[Dataset items]
# # # # # # #

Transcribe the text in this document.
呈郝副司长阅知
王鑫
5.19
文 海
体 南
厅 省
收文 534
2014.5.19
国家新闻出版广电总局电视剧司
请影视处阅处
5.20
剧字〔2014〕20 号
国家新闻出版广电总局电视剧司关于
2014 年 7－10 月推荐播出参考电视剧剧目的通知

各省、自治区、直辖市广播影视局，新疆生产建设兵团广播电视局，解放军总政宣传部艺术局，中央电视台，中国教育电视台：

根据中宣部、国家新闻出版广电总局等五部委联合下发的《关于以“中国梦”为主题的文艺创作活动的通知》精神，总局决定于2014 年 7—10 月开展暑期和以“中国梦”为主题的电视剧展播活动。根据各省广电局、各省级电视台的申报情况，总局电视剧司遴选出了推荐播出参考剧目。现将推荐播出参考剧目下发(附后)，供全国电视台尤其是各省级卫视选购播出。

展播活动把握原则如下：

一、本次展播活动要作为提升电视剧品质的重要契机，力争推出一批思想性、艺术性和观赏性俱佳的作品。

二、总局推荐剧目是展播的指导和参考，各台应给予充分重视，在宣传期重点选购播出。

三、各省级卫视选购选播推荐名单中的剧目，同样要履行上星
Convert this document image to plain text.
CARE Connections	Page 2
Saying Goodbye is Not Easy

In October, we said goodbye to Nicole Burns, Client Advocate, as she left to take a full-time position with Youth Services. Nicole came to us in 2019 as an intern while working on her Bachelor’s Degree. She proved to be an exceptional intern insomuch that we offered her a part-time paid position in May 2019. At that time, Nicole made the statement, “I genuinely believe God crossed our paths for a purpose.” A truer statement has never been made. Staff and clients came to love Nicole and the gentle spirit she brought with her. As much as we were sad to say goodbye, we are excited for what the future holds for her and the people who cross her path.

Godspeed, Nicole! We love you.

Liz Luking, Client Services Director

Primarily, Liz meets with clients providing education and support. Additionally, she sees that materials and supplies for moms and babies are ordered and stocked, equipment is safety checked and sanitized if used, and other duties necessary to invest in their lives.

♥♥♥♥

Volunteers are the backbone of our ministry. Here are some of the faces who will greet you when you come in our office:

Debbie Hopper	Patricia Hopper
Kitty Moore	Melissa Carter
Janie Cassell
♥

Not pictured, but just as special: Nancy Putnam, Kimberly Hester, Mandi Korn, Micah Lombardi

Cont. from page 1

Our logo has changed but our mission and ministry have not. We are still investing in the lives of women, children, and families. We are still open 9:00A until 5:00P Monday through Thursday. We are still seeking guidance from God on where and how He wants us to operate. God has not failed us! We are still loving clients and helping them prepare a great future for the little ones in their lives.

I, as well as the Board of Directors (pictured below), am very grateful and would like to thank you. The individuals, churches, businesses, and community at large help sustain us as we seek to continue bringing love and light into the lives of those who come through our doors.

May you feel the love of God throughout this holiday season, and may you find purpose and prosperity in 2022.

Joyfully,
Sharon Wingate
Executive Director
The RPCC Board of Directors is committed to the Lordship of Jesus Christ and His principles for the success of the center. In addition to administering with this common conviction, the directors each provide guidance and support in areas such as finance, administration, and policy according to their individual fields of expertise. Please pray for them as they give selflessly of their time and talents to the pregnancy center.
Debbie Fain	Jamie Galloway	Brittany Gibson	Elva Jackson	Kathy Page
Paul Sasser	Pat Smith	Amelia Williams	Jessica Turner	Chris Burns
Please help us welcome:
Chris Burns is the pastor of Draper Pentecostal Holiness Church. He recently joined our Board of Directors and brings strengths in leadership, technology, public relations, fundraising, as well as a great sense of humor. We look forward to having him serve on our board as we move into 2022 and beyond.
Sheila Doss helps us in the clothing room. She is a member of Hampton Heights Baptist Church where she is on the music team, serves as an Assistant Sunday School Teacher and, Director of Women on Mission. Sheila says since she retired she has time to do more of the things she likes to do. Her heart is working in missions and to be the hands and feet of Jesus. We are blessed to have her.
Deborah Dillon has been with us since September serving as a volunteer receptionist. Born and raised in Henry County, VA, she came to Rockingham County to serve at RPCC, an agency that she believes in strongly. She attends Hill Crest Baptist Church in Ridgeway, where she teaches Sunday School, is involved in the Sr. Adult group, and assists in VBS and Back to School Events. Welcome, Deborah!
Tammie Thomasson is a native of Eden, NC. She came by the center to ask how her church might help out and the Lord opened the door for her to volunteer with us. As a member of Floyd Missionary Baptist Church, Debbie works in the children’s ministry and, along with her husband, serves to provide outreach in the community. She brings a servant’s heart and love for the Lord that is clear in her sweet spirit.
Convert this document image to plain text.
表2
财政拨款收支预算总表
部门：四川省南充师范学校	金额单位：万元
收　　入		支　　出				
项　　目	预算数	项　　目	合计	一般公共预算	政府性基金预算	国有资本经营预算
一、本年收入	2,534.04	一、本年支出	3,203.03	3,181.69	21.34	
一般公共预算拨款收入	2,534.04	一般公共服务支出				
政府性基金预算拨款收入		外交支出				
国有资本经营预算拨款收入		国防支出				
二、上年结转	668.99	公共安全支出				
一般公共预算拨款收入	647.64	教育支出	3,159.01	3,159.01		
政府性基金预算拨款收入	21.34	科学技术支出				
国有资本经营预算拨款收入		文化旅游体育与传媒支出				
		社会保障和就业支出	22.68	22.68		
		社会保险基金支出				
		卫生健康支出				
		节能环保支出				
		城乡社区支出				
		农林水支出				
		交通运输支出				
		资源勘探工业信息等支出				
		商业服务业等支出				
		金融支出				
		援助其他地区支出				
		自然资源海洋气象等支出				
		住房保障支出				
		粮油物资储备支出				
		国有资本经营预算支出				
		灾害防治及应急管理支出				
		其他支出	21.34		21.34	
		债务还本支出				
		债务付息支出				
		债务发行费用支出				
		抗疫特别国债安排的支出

# # # # # # #

[Requirements]:
From the records, copy every line that has the string "Jesus" in it.

[Answer to the problem]:
The RPCC Board of Directors is committed to the Lordship of Jesus Christ and His principles for the success of the center. In addition to administering with this common conviction, the directors each provide guidance and support in areas such as finance, administration, and policy according to their individual fields of expertise. Please pray for them as they give selflessly of their time and talents to the pregnancy center.
Sheila Doss helps us in the clothing room. She is a member of Hampton Heights Baptist Church where she is on the music team, serves as an Assistant Sunday School Teacher and, Director of Women on Mission. Sheila says since she retired she has time to do more of the things she likes to do. Her heart is working in missions and to be the hands and feet of Jesus. We are blessed to have her.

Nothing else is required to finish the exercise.